Exercise description: In the records below, find the lines that include "asked" and copy each.

Supplied entries:
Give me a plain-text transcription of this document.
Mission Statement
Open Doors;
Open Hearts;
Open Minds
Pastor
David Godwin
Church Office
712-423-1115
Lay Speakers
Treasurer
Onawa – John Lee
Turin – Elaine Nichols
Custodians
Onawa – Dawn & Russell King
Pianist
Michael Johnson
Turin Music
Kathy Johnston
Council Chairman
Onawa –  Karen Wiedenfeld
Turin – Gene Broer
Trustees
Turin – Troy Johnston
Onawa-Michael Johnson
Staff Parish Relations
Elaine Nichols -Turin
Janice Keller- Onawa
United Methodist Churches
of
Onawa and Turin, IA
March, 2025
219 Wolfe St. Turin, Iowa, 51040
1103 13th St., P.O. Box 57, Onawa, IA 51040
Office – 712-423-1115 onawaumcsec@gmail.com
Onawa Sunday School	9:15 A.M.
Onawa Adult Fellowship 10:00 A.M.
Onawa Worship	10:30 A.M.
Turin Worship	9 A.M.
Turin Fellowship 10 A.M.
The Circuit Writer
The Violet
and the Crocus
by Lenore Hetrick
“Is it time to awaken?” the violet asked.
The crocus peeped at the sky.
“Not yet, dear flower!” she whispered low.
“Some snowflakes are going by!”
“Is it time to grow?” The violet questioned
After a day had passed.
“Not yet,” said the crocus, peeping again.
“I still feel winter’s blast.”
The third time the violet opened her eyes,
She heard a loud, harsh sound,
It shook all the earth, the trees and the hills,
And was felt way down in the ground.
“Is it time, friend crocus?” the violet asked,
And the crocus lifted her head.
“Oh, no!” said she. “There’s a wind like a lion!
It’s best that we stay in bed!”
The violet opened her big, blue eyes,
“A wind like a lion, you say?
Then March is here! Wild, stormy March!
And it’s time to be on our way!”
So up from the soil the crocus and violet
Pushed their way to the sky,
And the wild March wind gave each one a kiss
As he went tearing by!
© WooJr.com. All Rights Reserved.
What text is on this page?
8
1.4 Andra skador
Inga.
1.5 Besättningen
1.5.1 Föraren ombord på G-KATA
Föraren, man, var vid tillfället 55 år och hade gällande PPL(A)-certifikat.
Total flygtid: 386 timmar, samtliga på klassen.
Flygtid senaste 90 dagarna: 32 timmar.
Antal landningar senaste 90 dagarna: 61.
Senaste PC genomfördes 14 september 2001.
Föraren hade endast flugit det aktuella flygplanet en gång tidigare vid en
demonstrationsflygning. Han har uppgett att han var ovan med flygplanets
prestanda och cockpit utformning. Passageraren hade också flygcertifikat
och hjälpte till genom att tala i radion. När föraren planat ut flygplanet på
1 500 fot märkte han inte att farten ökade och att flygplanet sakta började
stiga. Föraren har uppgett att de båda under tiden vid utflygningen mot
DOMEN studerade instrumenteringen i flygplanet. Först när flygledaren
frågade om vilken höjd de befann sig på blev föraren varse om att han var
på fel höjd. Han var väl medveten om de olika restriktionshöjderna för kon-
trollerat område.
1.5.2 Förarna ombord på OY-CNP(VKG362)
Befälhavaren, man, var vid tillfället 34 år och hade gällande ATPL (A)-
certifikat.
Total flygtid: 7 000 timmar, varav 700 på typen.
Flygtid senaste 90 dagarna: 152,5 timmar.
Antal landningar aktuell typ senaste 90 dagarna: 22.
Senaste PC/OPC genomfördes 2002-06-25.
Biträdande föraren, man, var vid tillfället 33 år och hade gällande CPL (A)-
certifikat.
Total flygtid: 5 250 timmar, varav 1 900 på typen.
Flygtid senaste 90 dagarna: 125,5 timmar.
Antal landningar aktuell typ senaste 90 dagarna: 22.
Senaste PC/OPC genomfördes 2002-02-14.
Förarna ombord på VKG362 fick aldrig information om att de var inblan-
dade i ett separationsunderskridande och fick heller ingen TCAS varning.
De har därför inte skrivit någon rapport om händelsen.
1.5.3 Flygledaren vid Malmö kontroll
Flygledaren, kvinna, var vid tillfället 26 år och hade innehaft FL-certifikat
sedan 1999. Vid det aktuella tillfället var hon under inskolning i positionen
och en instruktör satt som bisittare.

Solution for this problem:
“Is it time to awaken?” the violet asked.
“Is it time, friend crocus?” the violet asked,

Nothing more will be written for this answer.